Do this: Output each line of the material exactly as it stands.
---------- Dataset excerpts
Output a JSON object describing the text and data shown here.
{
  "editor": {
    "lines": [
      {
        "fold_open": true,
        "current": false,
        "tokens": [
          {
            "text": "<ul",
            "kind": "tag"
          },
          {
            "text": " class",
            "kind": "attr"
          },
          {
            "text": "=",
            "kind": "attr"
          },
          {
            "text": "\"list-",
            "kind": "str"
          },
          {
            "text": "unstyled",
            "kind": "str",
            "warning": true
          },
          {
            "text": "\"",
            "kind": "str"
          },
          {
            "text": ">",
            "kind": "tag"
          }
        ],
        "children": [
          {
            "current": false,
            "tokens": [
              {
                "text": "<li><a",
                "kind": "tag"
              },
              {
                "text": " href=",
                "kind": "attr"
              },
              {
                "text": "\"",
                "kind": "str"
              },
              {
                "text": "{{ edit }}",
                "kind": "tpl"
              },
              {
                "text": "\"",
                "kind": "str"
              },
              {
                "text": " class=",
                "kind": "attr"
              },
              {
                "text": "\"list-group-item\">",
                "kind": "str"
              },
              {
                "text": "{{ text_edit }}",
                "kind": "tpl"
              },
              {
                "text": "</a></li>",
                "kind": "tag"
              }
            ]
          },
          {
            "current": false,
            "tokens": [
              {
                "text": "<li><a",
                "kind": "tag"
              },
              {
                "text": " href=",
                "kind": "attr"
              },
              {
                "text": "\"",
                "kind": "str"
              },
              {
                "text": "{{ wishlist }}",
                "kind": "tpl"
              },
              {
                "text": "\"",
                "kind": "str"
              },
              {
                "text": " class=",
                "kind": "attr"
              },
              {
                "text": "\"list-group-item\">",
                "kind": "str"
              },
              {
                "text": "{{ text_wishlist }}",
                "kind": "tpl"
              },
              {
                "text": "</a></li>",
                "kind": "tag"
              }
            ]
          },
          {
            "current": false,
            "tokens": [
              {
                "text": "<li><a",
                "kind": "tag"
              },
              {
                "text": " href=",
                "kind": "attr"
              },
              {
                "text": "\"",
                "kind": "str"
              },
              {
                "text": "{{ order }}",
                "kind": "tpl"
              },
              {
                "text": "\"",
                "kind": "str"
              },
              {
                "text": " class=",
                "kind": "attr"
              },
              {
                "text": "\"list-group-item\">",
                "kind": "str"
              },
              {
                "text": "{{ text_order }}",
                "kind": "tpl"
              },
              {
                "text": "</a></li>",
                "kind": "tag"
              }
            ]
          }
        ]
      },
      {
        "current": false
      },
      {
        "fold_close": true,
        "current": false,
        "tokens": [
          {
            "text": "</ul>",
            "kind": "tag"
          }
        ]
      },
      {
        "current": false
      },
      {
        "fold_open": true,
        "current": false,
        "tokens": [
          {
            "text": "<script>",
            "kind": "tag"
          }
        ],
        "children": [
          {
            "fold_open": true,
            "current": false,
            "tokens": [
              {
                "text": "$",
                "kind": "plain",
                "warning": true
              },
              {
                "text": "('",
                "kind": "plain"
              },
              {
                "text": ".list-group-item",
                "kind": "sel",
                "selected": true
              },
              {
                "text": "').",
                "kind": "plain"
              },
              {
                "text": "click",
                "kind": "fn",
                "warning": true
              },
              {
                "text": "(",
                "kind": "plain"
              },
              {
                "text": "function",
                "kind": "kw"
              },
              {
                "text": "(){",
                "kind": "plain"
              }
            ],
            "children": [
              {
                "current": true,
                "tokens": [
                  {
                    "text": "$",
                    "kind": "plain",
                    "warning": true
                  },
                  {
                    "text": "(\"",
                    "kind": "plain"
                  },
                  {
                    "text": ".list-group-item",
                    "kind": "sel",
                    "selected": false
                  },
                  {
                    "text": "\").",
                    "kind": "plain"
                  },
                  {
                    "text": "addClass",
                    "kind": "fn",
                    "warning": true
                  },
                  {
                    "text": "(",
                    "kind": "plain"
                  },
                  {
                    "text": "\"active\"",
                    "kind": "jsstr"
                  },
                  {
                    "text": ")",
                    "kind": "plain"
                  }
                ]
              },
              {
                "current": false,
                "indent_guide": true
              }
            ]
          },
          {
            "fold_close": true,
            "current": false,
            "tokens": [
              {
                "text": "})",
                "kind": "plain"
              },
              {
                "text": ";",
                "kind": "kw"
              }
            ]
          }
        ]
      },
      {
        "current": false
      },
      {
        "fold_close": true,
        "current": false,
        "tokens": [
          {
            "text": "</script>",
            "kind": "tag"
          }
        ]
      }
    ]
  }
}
--------------------
Exercise answer:
Output a JSON object describing the text and data shown here.
{
  "editor": {
    "lines": [
      {
        "fold_open": true,
        "current": false,
        "tokens": [
          {
            "text": "<ul",
            "kind": "tag"
          },
          {
            "text": " class",
            "kind": "attr"
          },
          {
            "text": "=",
            "kind": "attr"
          },
          {
            "text": "\"list-",
            "kind": "str"
          },
          {
            "text": "unstyled",
            "kind": "str",
            "warning": true
          },
          {
            "text": "\"",
            "kind": "str"
          },
          {
            "text": ">",
            "kind": "tag"
          }
        ],
        "children": [
          {
            "current": false,
            "tokens": [
              {
                "text": "<li><a",
                "kind": "tag"
              },
              {
                "text": " href=",
                "kind": "attr"
              },
              {
                "text": "\"",
                "kind": "str"
              },
              {
                "text": "{{ edit }}",
                "kind": "tpl"
              },
              {
                "text": "\"",
                "kind": "str"
              },
              {
                "text": " class=",
                "kind": "attr"
              },
              {
                "text": "\"list-group-item\">",
                "kind": "str"
              },
              {
                "text": "{{ text_edit }}",
                "kind": "tpl"
              },
              {
                "text": "</a></li>",
                "kind": "tag"
              }
            ]
          },
          {
            "current": false,
            "tokens": [
              {
                "text": "<li><a",
                "kind": "tag"
              },
              {
                "text": " href=",
                "kind": "attr"
              },
              {
                "text": "\"",
                "kind": "str"
              },
              {
                "text": "{{ wishlist }}",
                "kind": "tpl"
              },
              {
                "text": "\"",
                "kind": "str"
              },
              {
                "text": " class=",
                "kind": "attr"
              },
              {
                "text": "\"list-group-item\">",
                "kind": "str"
              },
              {
                "text": "{{ text_wishlist }}",
                "kind": "tpl"
              },
              {
                "text": "</a></li>",
                "kind": "tag"
              }
            ]
          },
          {
            "current": false,
            "tokens": [
              {
                "text": "<li><a",
                "kind": "tag"
              },
              {
                "text": " href=",
                "kind": "attr"
              },
              {
                "text": "\"",
                "kind": "str"
              },
              {
                "text": "{{ order }}",
                "kind": "tpl"
              },
              {
                "text": "\"",
                "kind": "str"
              },
              {
                "text": " class=",
                "kind": "attr"
              },
              {
                "text": "\"list-group-item\">",
                "kind": "str"
              },
              {
                "text": "{{ text_order }}",
                "kind": "tpl"
              },
              {
                "text": "</a></li>",
                "kind": "tag"
              }
            ]
          }
        ]
      },
      {
        "current": false
      },
      {
        "fold_close": true,
        "current": false,
        "tokens": [
          {
            "text": "</ul>",
            "kind": "tag"
          }
        ]
      },
      {
        "current": false
      },
      {
        "fold_open": true,
        "current": false,
        "tokens": [
          {
            "text": "<script>",
            "kind": "tag"
          }
        ],
        "children": [
          {
            "fold_open": true,
            "current": false,
            "tokens": [
              {
                "text": "$",
                "kind": "plain",
                "warning": true
              },
              {
                "text": "('",
                "kind": "plain"
              },
              {
                "text": ".list-group-item",
                "kind": "sel",
                "selected": true
              },
              {
                "text": "').",
                "kind": "plain"
              },
              {
                "text": "click",
                "kind": "fn",
                "warning": true
              },
              {
                "text": "(",
                "kind": "plain"
              },
              {
                "text": "function",
                "kind": "kw"
              },
              {
                "text": "(){",
                "kind": "plain"
              }
            ],
            "children": [
              {
                "current": true,
                "tokens": [
                  {
                    "text": "$",
                    "kind": "plain",
                    "warning": true
                  },
                  {
                    "text": "(\"",
                    "kind": "plain"
                  },
                  {
                    "text": ".list-group-item",
                    "kind": "sel",
                    "selected": false
                  },
                  {
                    "text": "\").",
                    "kind": "plain"
                  },
                  {
                    "text": "addClass",
                    "kind": "fn",
                    "warning": true
                  },
                  {
                    "text": "(",
                    "kind": "plain"
                  },
                  {
                    "text": "\"active\"",
                    "kind": "jsstr"
                  },
                  {
                    "text": ")",
                    "kind": "plain"
                  }
                ]
              },
              {
                "current": false,
                "indent_guide": true
              }
            ]
          },
          {
            "fold_close": true,
            "current": false,
            "tokens": [
              {
                "text": "})",
                "kind": "plain"
              },
              {
                "text": ";",
                "kind": "kw"
              }
            ]
          }
        ]
      },
      {
        "current": false
      },
      {
        "fold_close": true,
        "current": false,
        "tokens": [
          {
            "text": "</script>",
            "kind": "tag"
          }
        ]
      }
    ]
  }
}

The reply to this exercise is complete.